#### [Task details]
Identify all lines below that hold "address" and collect them.

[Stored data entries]
------------

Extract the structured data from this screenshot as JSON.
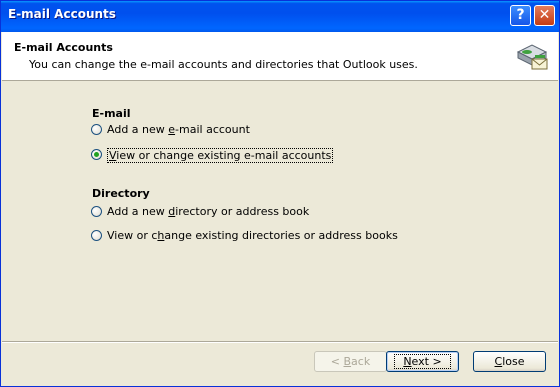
{
  "window": {
    "title": "E-mail Accounts",
    "help_glyph": "?",
    "close_glyph": "✕"
  },
  "header": {
    "title": "E-mail Accounts",
    "subtitle": "You can change the e-mail accounts and directories that Outlook uses."
  },
  "email_section": {
    "label": "E-mail",
    "options": [
      {
        "pre": "Add a new ",
        "key": "e",
        "post": "-mail account",
        "selected": false
      },
      {
        "pre": "",
        "key": "V",
        "post": "iew or change existing e-mail accounts",
        "selected": true
      }
    ]
  },
  "directory_section": {
    "label": "Directory",
    "options": [
      {
        "pre": "Add a new ",
        "key": "d",
        "post": "irectory or address book",
        "selected": false
      },
      {
        "pre": "View or c",
        "key": "h",
        "post": "ange existing directories or address books",
        "selected": false
      }
    ]
  },
  "buttons": {
    "back": {
      "pre": "< ",
      "key": "B",
      "post": "ack",
      "enabled": false
    },
    "next": {
      "pre": "",
      "key": "N",
      "post": "ext >",
      "enabled": true
    },
    "close": {
      "pre": "",
      "key": "C",
      "post": "lose",
      "enabled": true
    }
  },
  "colors": {
    "titlebar": "#0054e3",
    "dialog_bg": "#ece9d8",
    "radio_dot": "#21a121"
  },
  "icons": {
    "header": "email-accounts-icon",
    "help": "help-icon",
    "close": "close-icon"
  }
}
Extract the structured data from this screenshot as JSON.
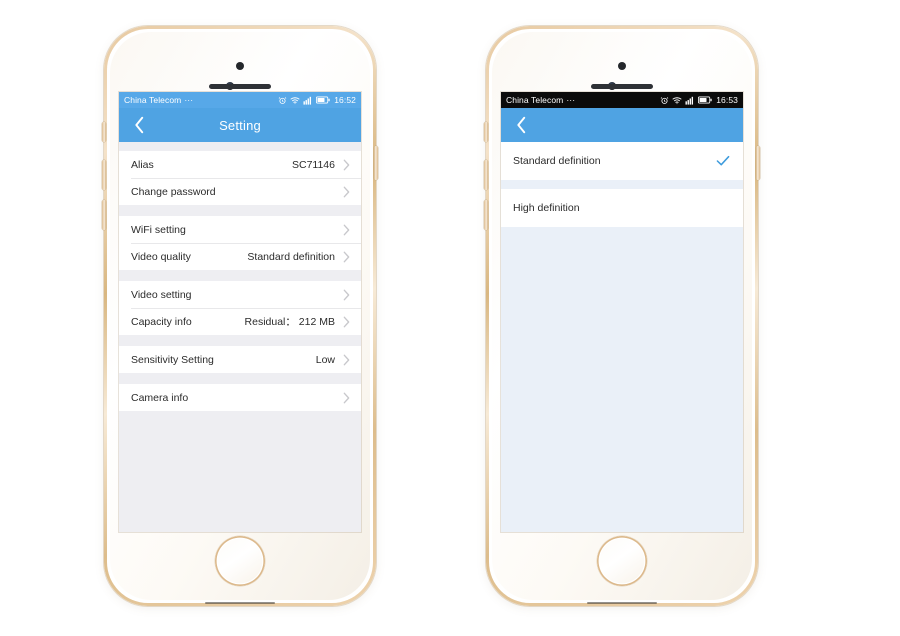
{
  "meta": {
    "scene": "Two gold iPhone mockups showing an IP camera app Setting screen and a video-quality chooser",
    "colors": {
      "nav_blue": "#4fa3e3",
      "status_blue": "#57a8e8",
      "status_black": "#0b0b0b",
      "check_blue": "#3d9bdc",
      "page_gray": "#eeeef2",
      "page_blue_gray": "#eaf0f8",
      "row_white": "#ffffff",
      "text_dark": "#2b2b2b",
      "chevron_gray": "#c8c8cc",
      "bezel_gold": "#dcbd92"
    }
  },
  "phone_left": {
    "status": {
      "carrier": "China Telecom",
      "carrier_dots": "···",
      "time": "16:52",
      "icons": [
        "alarm-icon",
        "wifi-icon",
        "signal-icon",
        "battery-icon"
      ]
    },
    "navbar": {
      "back": "back-chevron-icon",
      "title": "Setting"
    },
    "groups": [
      {
        "rows": [
          {
            "label": "Alias",
            "value": "SC71146"
          },
          {
            "label": "Change password",
            "value": ""
          }
        ]
      },
      {
        "rows": [
          {
            "label": "WiFi setting",
            "value": ""
          },
          {
            "label": "Video quality",
            "value": "Standard definition"
          }
        ]
      },
      {
        "rows": [
          {
            "label": "Video setting",
            "value": ""
          },
          {
            "label": "Capacity info",
            "value": "Residual： 212 MB"
          }
        ]
      },
      {
        "rows": [
          {
            "label": "Sensitivity Setting",
            "value": "Low"
          }
        ]
      },
      {
        "rows": [
          {
            "label": "Camera info",
            "value": ""
          }
        ]
      }
    ]
  },
  "phone_right": {
    "status": {
      "carrier": "China Telecom",
      "carrier_dots": "···",
      "time": "16:53",
      "icons": [
        "alarm-icon",
        "wifi-icon",
        "signal-icon",
        "battery-icon"
      ]
    },
    "navbar": {
      "back": "back-chevron-icon",
      "title": ""
    },
    "options": [
      {
        "label": "Standard definition",
        "selected": true
      },
      {
        "label": "High definition",
        "selected": false
      }
    ]
  }
}
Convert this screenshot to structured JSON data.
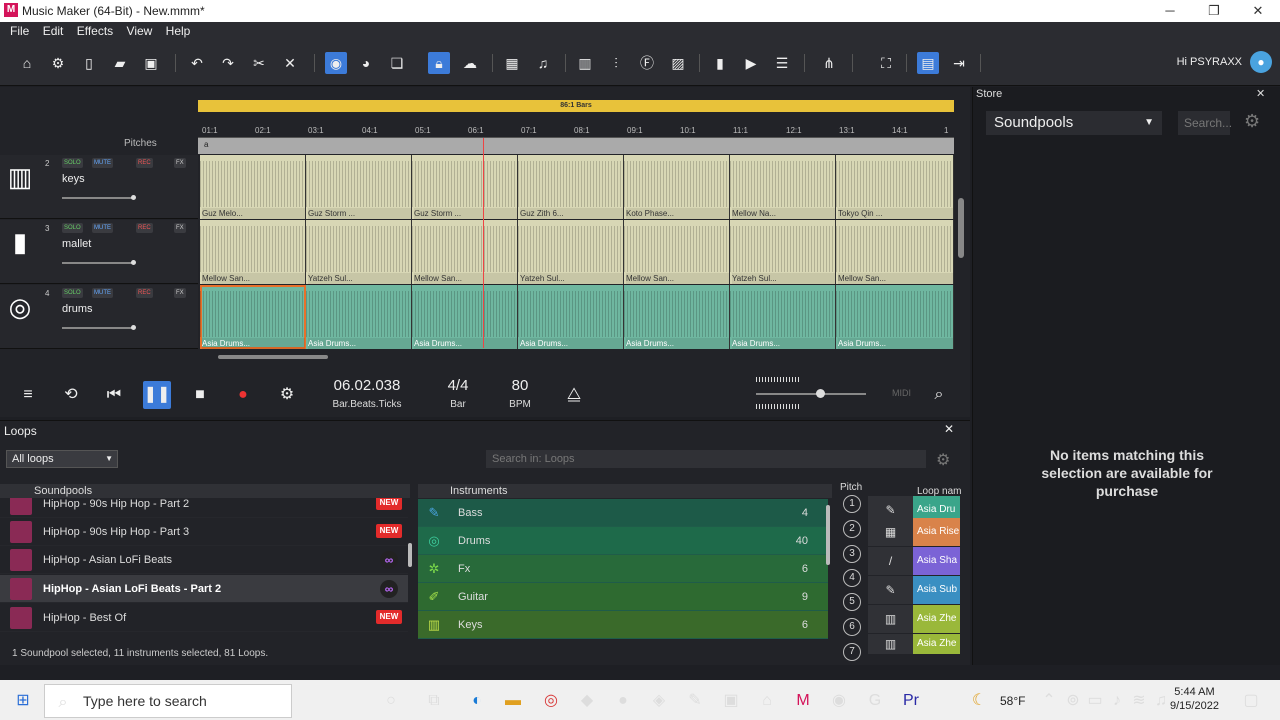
{
  "window": {
    "title": "Music Maker (64-Bit) - New.mmm*",
    "logo": "M",
    "min": "─",
    "max": "❐",
    "close": "✕"
  },
  "menu": [
    "File",
    "Edit",
    "Effects",
    "View",
    "Help"
  ],
  "toolbar": {
    "greeting": "Hi PSYRAXX"
  },
  "arranger": {
    "range_label": "86:1 Bars",
    "ruler": [
      "01:1",
      "02:1",
      "03:1",
      "04:1",
      "05:1",
      "06:1",
      "07:1",
      "08:1",
      "09:1",
      "10:1",
      "11:1",
      "12:1",
      "13:1",
      "14:1",
      "1"
    ],
    "pitches": "Pitches",
    "marker": "a",
    "tracks": [
      {
        "num": "2",
        "name": "keys",
        "icon": "piano-icon",
        "icon_char": "▥",
        "clips": [
          "Guz Melo...",
          "Guz Storm ...",
          "Guz Storm ...",
          "Guz Zith 6...",
          "Koto Phase...",
          "Mellow Na...",
          "Tokyo Qin ..."
        ]
      },
      {
        "num": "3",
        "name": "mallet",
        "icon": "mallet-icon",
        "icon_char": "▮",
        "clips": [
          "Mellow San...",
          "Yatzeh Sul...",
          "Mellow San...",
          "Yatzeh Sul...",
          "Mellow San...",
          "Yatzeh Sul...",
          "Mellow San..."
        ]
      },
      {
        "num": "4",
        "name": "drums",
        "icon": "drum-icon",
        "icon_char": "◎",
        "clips": [
          "Asia Drums...",
          "Asia Drums...",
          "Asia Drums...",
          "Asia Drums...",
          "Asia Drums...",
          "Asia Drums...",
          "Asia Drums..."
        ]
      }
    ],
    "track_buttons": {
      "solo": "SOLO",
      "mute": "MUTE",
      "rec": "REC",
      "fx": "FX"
    }
  },
  "transport": {
    "position": "06.02.038",
    "position_label": "Bar.Beats.Ticks",
    "signature": "4/4",
    "signature_label": "Bar",
    "tempo": "80",
    "tempo_label": "BPM",
    "midi": "MIDI"
  },
  "loops": {
    "title": "Loops",
    "filter": "All loops",
    "search_placeholder": "Search in: Loops",
    "soundpools_header": "Soundpools",
    "soundpools": [
      {
        "name": "HipHop - 90s Hip Hop - Part 2",
        "badge": "NEW"
      },
      {
        "name": "HipHop - 90s Hip Hop - Part 3",
        "badge": "NEW"
      },
      {
        "name": "HipHop - Asian LoFi Beats",
        "badge": "∞"
      },
      {
        "name": "HipHop - Asian LoFi Beats - Part 2",
        "badge": "∞"
      },
      {
        "name": "HipHop - Best Of",
        "badge": "NEW"
      }
    ],
    "instruments_header": "Instruments",
    "instruments": [
      {
        "name": "Bass",
        "count": "4",
        "icon": "bass-icon",
        "icon_char": "✎"
      },
      {
        "name": "Drums",
        "count": "40",
        "icon": "drums-icon",
        "icon_char": "◎"
      },
      {
        "name": "Fx",
        "count": "6",
        "icon": "fx-icon",
        "icon_char": "✲"
      },
      {
        "name": "Guitar",
        "count": "9",
        "icon": "guitar-icon",
        "icon_char": "✐"
      },
      {
        "name": "Keys",
        "count": "6",
        "icon": "keys-icon",
        "icon_char": "▥"
      }
    ],
    "pitch_header": "Pitch",
    "pitches": [
      "1",
      "2",
      "3",
      "4",
      "5",
      "6",
      "7"
    ],
    "loopname_header": "Loop nam",
    "loopnames": [
      {
        "name": "Asia Dru",
        "color": "#3aa58a",
        "icon_char": "✎"
      },
      {
        "name": "Asia Rise",
        "color": "#d9834a",
        "icon_char": "▦"
      },
      {
        "name": "Asia Sha",
        "color": "#7b63d6",
        "icon_char": "/"
      },
      {
        "name": "Asia Sub",
        "color": "#3a8fc2",
        "icon_char": "✎"
      },
      {
        "name": "Asia Zhe",
        "color": "#9ab83a",
        "icon_char": "▥"
      },
      {
        "name": "Asia Zhe",
        "color": "#9ab83a",
        "icon_char": "▥"
      }
    ],
    "status": "1 Soundpool selected, 11 instruments selected, 81 Loops."
  },
  "store": {
    "title": "Store",
    "selector": "Soundpools",
    "search_placeholder": "Search...",
    "message": "No items matching this selection are available for purchase"
  },
  "taskbar": {
    "search_placeholder": "Type here to search",
    "weather": "58°F",
    "time": "5:44 AM",
    "date": "9/15/2022"
  }
}
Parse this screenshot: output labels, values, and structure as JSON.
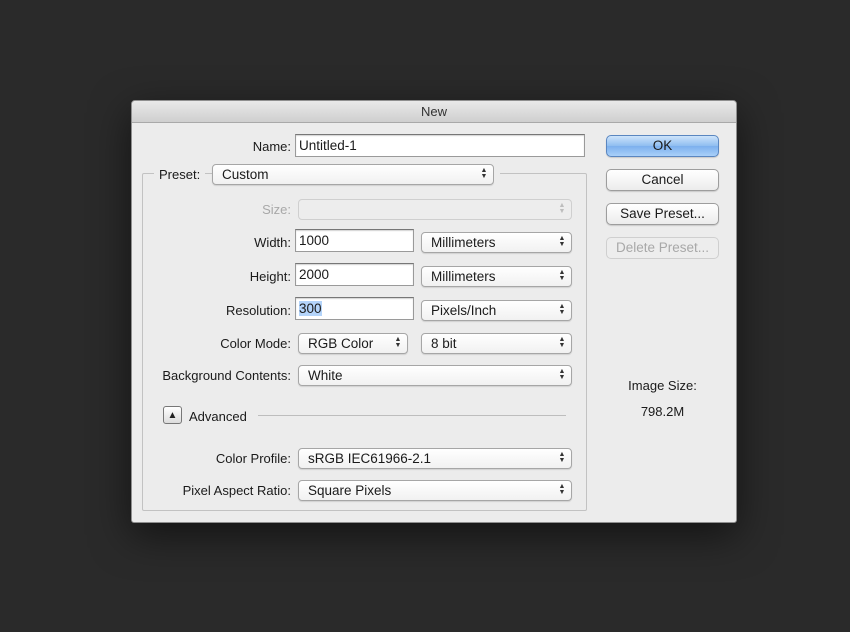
{
  "dialog": {
    "title": "New",
    "name_label": "Name:",
    "name_value": "Untitled-1",
    "preset_label": "Preset:",
    "preset_value": "Custom",
    "size_label": "Size:",
    "size_value": "",
    "width_label": "Width:",
    "width_value": "1000",
    "width_unit": "Millimeters",
    "height_label": "Height:",
    "height_value": "2000",
    "height_unit": "Millimeters",
    "resolution_label": "Resolution:",
    "resolution_value": "300",
    "resolution_unit": "Pixels/Inch",
    "color_mode_label": "Color Mode:",
    "color_mode_value": "RGB Color",
    "bit_depth_value": "8 bit",
    "background_label": "Background Contents:",
    "background_value": "White",
    "advanced_label": "Advanced",
    "color_profile_label": "Color Profile:",
    "color_profile_value": "sRGB IEC61966-2.1",
    "pixel_aspect_label": "Pixel Aspect Ratio:",
    "pixel_aspect_value": "Square Pixels"
  },
  "buttons": {
    "ok": "OK",
    "cancel": "Cancel",
    "save_preset": "Save Preset...",
    "delete_preset": "Delete Preset..."
  },
  "image_size": {
    "label": "Image Size:",
    "value": "798.2M"
  },
  "icons": {
    "select_arrows": "updown-chevron-icon",
    "advanced_toggle": "triangle-up-icon"
  },
  "colors": {
    "background": "#2a2a2a",
    "dialog": "#ececec",
    "default_button": "#8fbdf0",
    "selection_highlight": "#b4d4fa"
  }
}
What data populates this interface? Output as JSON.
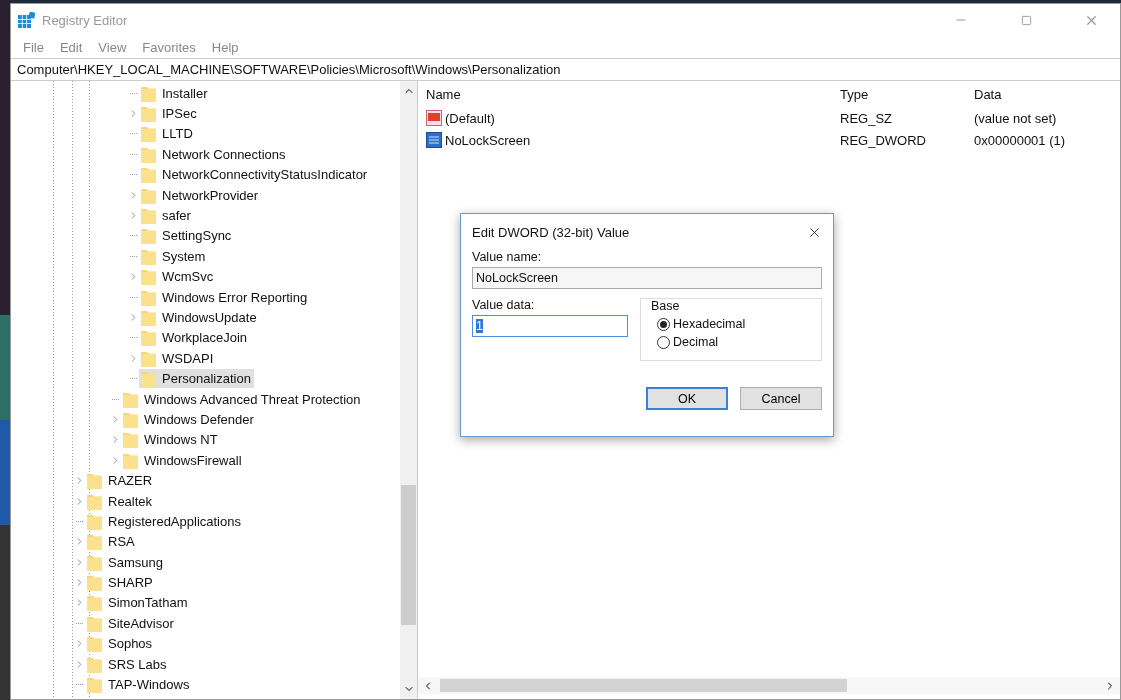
{
  "window": {
    "title": "Registry Editor"
  },
  "menu": [
    "File",
    "Edit",
    "View",
    "Favorites",
    "Help"
  ],
  "address": "Computer\\HKEY_LOCAL_MACHINE\\SOFTWARE\\Policies\\Microsoft\\Windows\\Personalization",
  "tree": {
    "items": [
      {
        "children": [
          {
            "children": [
              {
                "children": [
                  {
                    "label": "Installer",
                    "expandable": false,
                    "selected": false
                  },
                  {
                    "label": "IPSec",
                    "expandable": true,
                    "selected": false
                  },
                  {
                    "label": "LLTD",
                    "expandable": false,
                    "selected": false
                  },
                  {
                    "label": "Network Connections",
                    "expandable": false,
                    "selected": false
                  },
                  {
                    "label": "NetworkConnectivityStatusIndicator",
                    "expandable": false,
                    "selected": false
                  },
                  {
                    "label": "NetworkProvider",
                    "expandable": true,
                    "selected": false
                  },
                  {
                    "label": "safer",
                    "expandable": true,
                    "selected": false
                  },
                  {
                    "label": "SettingSync",
                    "expandable": false,
                    "selected": false
                  },
                  {
                    "label": "System",
                    "expandable": false,
                    "selected": false
                  },
                  {
                    "label": "WcmSvc",
                    "expandable": true,
                    "selected": false
                  },
                  {
                    "label": "Windows Error Reporting",
                    "expandable": false,
                    "selected": false
                  },
                  {
                    "label": "WindowsUpdate",
                    "expandable": true,
                    "selected": false
                  },
                  {
                    "label": "WorkplaceJoin",
                    "expandable": false,
                    "selected": false
                  },
                  {
                    "label": "WSDAPI",
                    "expandable": true,
                    "selected": false
                  },
                  {
                    "label": "Personalization",
                    "expandable": false,
                    "selected": true
                  }
                ]
              },
              {
                "label": "Windows Advanced Threat Protection",
                "expandable": false,
                "selected": false
              },
              {
                "label": "Windows Defender",
                "expandable": true,
                "selected": false
              },
              {
                "label": "Windows NT",
                "expandable": true,
                "selected": false
              },
              {
                "label": "WindowsFirewall",
                "expandable": true,
                "selected": false
              }
            ]
          }
        ]
      },
      {
        "label": "RAZER",
        "expandable": true,
        "selected": false
      },
      {
        "label": "Realtek",
        "expandable": true,
        "selected": false
      },
      {
        "label": "RegisteredApplications",
        "expandable": false,
        "selected": false
      },
      {
        "label": "RSA",
        "expandable": true,
        "selected": false
      },
      {
        "label": "Samsung",
        "expandable": true,
        "selected": false
      },
      {
        "label": "SHARP",
        "expandable": true,
        "selected": false
      },
      {
        "label": "SimonTatham",
        "expandable": true,
        "selected": false
      },
      {
        "label": "SiteAdvisor",
        "expandable": false,
        "selected": false
      },
      {
        "label": "Sophos",
        "expandable": true,
        "selected": false
      },
      {
        "label": "SRS Labs",
        "expandable": true,
        "selected": false
      },
      {
        "label": "TAP-Windows",
        "expandable": false,
        "selected": false
      }
    ]
  },
  "values": {
    "columns": [
      "Name",
      "Type",
      "Data"
    ],
    "rows": [
      {
        "kind": "string",
        "name": "(Default)",
        "type": "REG_SZ",
        "data": "(value not set)"
      },
      {
        "kind": "binary",
        "name": "NoLockScreen",
        "type": "REG_DWORD",
        "data": "0x00000001 (1)"
      }
    ]
  },
  "dialog": {
    "title": "Edit DWORD (32-bit) Value",
    "value_name_label": "Value name:",
    "value_name": "NoLockScreen",
    "value_data_label": "Value data:",
    "value_data": "1",
    "base_label": "Base",
    "base_options": [
      {
        "label": "Hexadecimal",
        "selected": true
      },
      {
        "label": "Decimal",
        "selected": false
      }
    ],
    "buttons": [
      {
        "label": "OK",
        "default": true
      },
      {
        "label": "Cancel",
        "default": false
      }
    ]
  }
}
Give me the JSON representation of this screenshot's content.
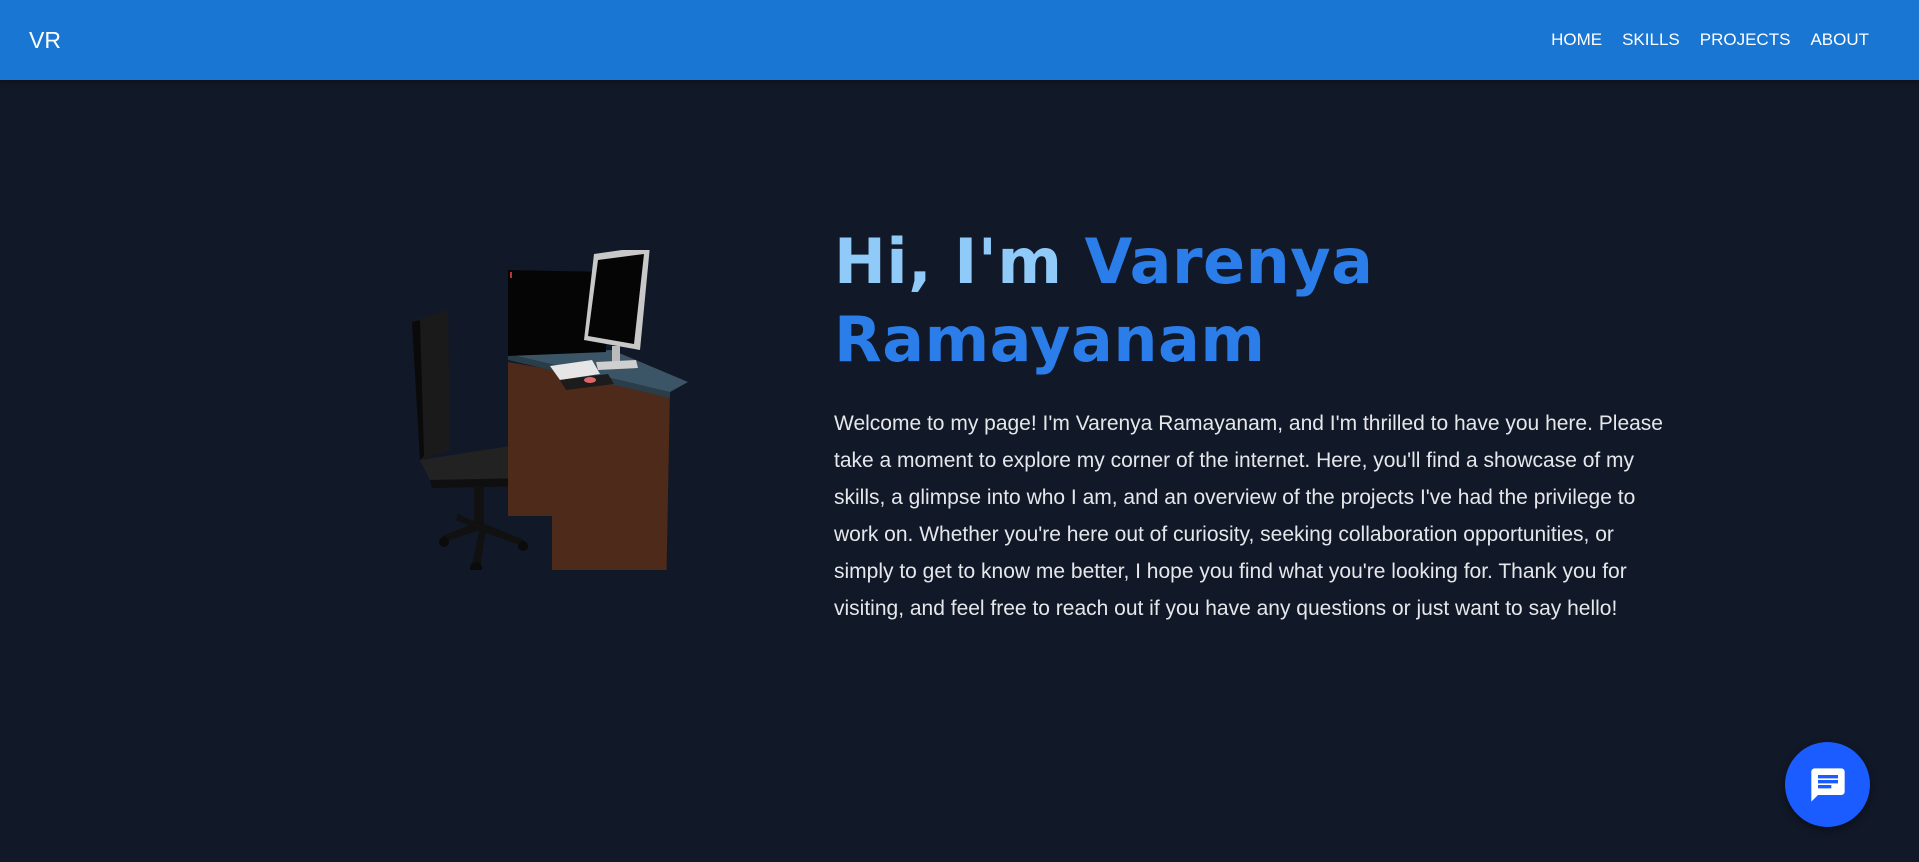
{
  "nav": {
    "brand": "VR",
    "links": [
      {
        "label": "HOME"
      },
      {
        "label": "SKILLS"
      },
      {
        "label": "PROJECTS"
      },
      {
        "label": "ABOUT"
      }
    ]
  },
  "hero": {
    "greeting": "Hi, I'm ",
    "name": "Varenya Ramayanam",
    "intro": "Welcome to my page! I'm Varenya Ramayanam, and I'm thrilled to have you here. Please take a moment to explore my corner of the internet. Here, you'll find a showcase of my skills, a glimpse into who I am, and an overview of the projects I've had the privilege to work on. Whether you're here out of curiosity, seeking collaboration opportunities, or simply to get to know me better, I hope you find what you're looking for. Thank you for visiting, and feel free to reach out if you have any questions or just want to say hello!"
  },
  "chat": {
    "icon": "chat-icon"
  },
  "colors": {
    "navbar": "#1976d2",
    "background": "#111827",
    "greeting": "#90caf9",
    "name": "#2b7de9",
    "chat_button": "#1a5cff"
  }
}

------------

#### [Solved problem]
        "post": "irectory or address book",
        "post": "ange existing directories or address books",
  "address": "Computer\\HKEY_LOCAL_MACHINE\\SOFTWARE\\Policies\\Microsoft\\Windows\\Personalization",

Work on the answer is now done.